--- EXERCISE REQUIREMENTS ---
Copy out every line containing the word "Residual".

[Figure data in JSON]
----------------------------------------

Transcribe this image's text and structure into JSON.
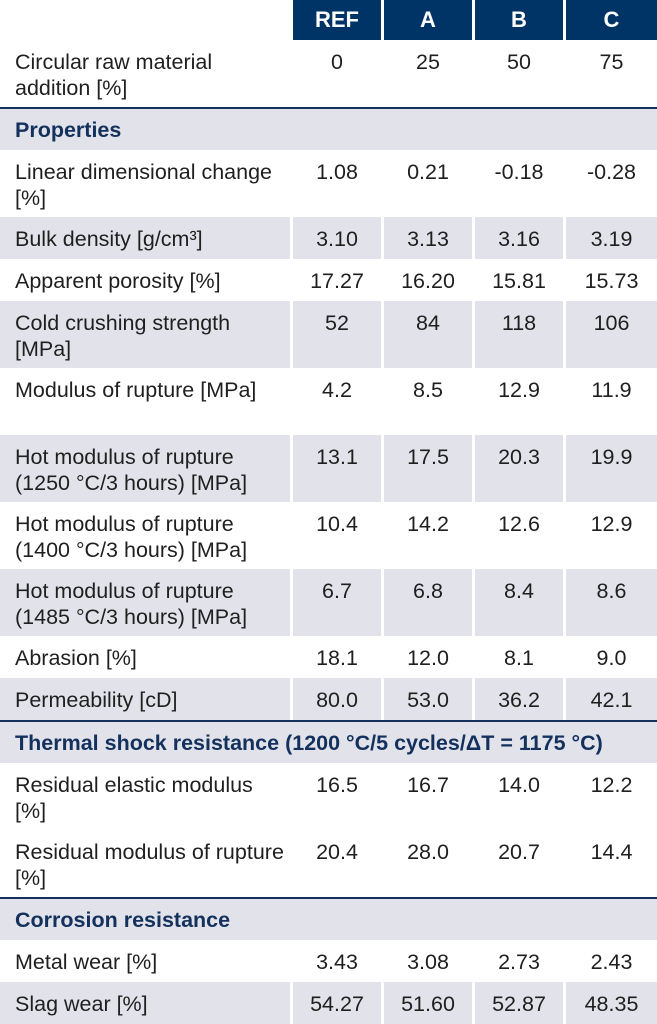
{
  "header": [
    "",
    "REF",
    "A",
    "B",
    "C"
  ],
  "top_row": {
    "label": "Circular raw material addition [%]",
    "values": [
      "0",
      "25",
      "50",
      "75"
    ]
  },
  "sections": [
    {
      "title": "Properties",
      "rows": [
        {
          "label": "Linear dimensional change [%]",
          "values": [
            "1.08",
            "0.21",
            "-0.18",
            "-0.28"
          ]
        },
        {
          "label": "Bulk density [g/cm³]",
          "values": [
            "3.10",
            "3.13",
            "3.16",
            "3.19"
          ]
        },
        {
          "label": "Apparent porosity [%]",
          "values": [
            "17.27",
            "16.20",
            "15.81",
            "15.73"
          ]
        },
        {
          "label": "Cold crushing strength [MPa]",
          "values": [
            "52",
            "84",
            "118",
            "106"
          ]
        },
        {
          "label": "Modulus of rupture [MPa]",
          "values": [
            "4.2",
            "8.5",
            "12.9",
            "11.9"
          ]
        },
        {
          "label": "Hot modulus of rupture (1250 °C/3 hours) [MPa]",
          "values": [
            "13.1",
            "17.5",
            "20.3",
            "19.9"
          ]
        },
        {
          "label": "Hot modulus of rupture (1400 °C/3 hours) [MPa]",
          "values": [
            "10.4",
            "14.2",
            "12.6",
            "12.9"
          ]
        },
        {
          "label": "Hot modulus of rupture (1485 °C/3 hours) [MPa]",
          "values": [
            "6.7",
            "6.8",
            "8.4",
            "8.6"
          ]
        },
        {
          "label": "Abrasion [%]",
          "values": [
            "18.1",
            "12.0",
            "8.1",
            "9.0"
          ]
        },
        {
          "label": "Permeability [cD]",
          "values": [
            "80.0",
            "53.0",
            "36.2",
            "42.1"
          ]
        }
      ]
    },
    {
      "title": "Thermal shock resistance (1200 °C/5 cycles/ΔT = 1175 °C)",
      "rows": [
        {
          "label": "Residual elastic modulus [%]",
          "values": [
            "16.5",
            "16.7",
            "14.0",
            "12.2"
          ]
        },
        {
          "label": "Residual modulus of rupture [%]",
          "values": [
            "20.4",
            "28.0",
            "20.7",
            "14.4"
          ]
        }
      ]
    },
    {
      "title": "Corrosion resistance",
      "rows": [
        {
          "label": "Metal wear [%]",
          "values": [
            "3.43",
            "3.08",
            "2.73",
            "2.43"
          ]
        },
        {
          "label": "Slag wear [%]",
          "values": [
            "54.27",
            "51.60",
            "52.87",
            "48.35"
          ]
        }
      ]
    }
  ]
}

----------------------------------------

--- FINISHED EXERCISE ---
          "label": "Residual elastic modulus [%]",
          "label": "Residual modulus of rupture [%]",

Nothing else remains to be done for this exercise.